### REQUIREMENT
If a line below contains "November", count it; then state how many such lines there are, and nothing else.

### SOURCE RECORDS
• • • • •
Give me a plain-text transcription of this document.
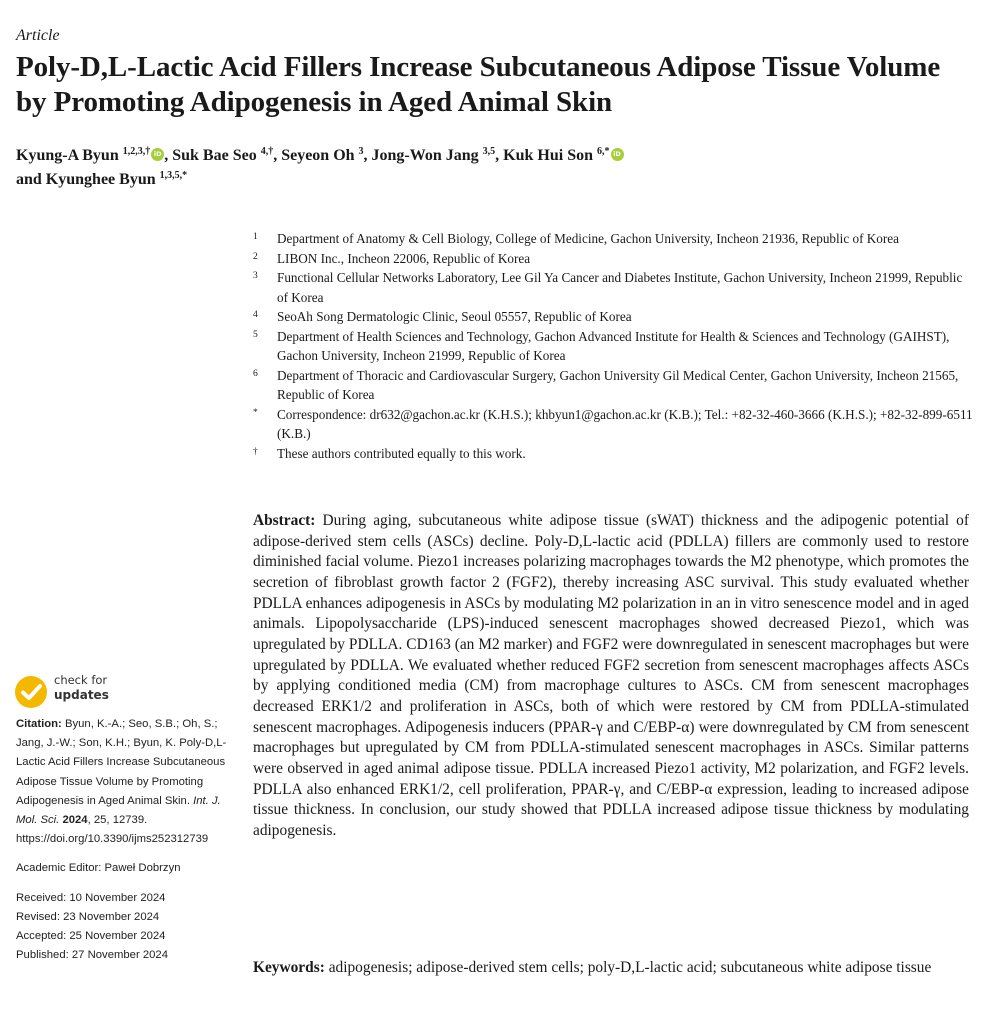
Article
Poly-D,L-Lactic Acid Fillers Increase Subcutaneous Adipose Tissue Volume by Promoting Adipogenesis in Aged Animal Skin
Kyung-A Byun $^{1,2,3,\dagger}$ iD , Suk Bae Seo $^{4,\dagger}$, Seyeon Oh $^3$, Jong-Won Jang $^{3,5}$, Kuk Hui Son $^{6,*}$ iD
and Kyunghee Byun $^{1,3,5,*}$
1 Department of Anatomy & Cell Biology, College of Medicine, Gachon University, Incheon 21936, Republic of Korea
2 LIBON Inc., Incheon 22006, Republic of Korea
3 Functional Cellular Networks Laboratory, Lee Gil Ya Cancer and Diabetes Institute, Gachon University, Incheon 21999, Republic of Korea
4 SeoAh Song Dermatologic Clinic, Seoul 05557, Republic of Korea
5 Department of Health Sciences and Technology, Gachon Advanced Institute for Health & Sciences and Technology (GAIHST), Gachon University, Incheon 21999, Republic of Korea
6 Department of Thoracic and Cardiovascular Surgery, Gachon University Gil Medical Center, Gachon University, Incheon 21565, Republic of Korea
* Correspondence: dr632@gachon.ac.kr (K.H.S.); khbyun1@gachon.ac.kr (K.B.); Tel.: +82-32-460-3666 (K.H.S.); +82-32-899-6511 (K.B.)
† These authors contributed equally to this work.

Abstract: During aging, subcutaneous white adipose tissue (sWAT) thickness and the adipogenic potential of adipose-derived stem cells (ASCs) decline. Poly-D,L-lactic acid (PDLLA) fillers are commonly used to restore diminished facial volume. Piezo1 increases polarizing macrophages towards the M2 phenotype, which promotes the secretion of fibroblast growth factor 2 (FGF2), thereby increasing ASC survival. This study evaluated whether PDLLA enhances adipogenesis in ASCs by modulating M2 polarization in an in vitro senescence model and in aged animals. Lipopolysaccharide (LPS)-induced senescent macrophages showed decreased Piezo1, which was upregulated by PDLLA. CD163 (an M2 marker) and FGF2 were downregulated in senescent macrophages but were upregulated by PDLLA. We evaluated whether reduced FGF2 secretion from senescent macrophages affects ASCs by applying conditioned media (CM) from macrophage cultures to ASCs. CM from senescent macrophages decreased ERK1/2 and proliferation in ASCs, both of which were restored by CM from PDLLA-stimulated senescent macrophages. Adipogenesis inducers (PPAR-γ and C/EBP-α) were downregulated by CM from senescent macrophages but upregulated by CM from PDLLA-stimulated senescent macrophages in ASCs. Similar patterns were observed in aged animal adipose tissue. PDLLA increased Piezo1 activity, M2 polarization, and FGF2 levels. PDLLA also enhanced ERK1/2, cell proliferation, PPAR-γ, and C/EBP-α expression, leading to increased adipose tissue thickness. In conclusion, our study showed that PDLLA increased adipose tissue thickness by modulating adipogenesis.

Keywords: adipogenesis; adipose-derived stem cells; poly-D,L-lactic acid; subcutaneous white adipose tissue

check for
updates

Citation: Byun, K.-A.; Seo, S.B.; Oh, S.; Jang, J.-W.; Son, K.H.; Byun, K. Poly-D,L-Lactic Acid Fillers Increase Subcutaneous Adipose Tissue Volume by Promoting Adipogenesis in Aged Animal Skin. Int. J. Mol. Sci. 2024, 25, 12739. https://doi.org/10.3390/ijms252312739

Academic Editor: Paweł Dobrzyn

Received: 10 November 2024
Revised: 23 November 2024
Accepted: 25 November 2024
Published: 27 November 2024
• • • • •
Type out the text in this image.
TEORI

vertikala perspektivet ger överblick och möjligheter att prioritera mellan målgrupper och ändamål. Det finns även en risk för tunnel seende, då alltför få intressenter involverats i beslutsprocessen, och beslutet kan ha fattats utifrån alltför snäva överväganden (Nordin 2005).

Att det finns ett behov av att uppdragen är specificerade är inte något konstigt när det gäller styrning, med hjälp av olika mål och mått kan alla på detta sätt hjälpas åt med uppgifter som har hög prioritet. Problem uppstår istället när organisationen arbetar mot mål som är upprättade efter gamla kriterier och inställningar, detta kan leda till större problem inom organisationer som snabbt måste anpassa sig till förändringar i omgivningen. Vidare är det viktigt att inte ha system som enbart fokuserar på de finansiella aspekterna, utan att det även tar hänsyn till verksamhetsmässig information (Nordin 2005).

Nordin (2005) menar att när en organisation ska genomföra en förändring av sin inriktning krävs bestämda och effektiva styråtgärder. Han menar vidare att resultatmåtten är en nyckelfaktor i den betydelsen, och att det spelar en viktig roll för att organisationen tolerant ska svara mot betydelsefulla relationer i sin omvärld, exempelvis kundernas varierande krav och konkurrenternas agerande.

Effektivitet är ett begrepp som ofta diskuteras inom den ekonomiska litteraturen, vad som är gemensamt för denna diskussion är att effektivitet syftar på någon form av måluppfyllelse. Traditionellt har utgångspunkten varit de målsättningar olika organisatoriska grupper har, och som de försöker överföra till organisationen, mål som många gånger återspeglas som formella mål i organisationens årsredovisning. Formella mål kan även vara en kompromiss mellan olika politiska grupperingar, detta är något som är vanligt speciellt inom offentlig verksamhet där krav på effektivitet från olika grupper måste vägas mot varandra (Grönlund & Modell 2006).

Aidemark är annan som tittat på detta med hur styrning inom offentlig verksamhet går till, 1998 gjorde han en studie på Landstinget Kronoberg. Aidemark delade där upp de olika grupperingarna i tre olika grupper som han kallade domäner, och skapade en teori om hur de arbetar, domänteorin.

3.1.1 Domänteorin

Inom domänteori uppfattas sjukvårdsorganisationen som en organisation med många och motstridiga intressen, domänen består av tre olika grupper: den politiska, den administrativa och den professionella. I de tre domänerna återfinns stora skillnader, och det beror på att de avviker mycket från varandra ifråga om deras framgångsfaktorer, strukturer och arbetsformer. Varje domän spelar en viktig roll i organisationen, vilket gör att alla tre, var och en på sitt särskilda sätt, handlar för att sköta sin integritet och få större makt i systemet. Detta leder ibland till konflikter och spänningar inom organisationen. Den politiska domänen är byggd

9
• • • • •
### SOLUTION FOR THIS EXERCISE
4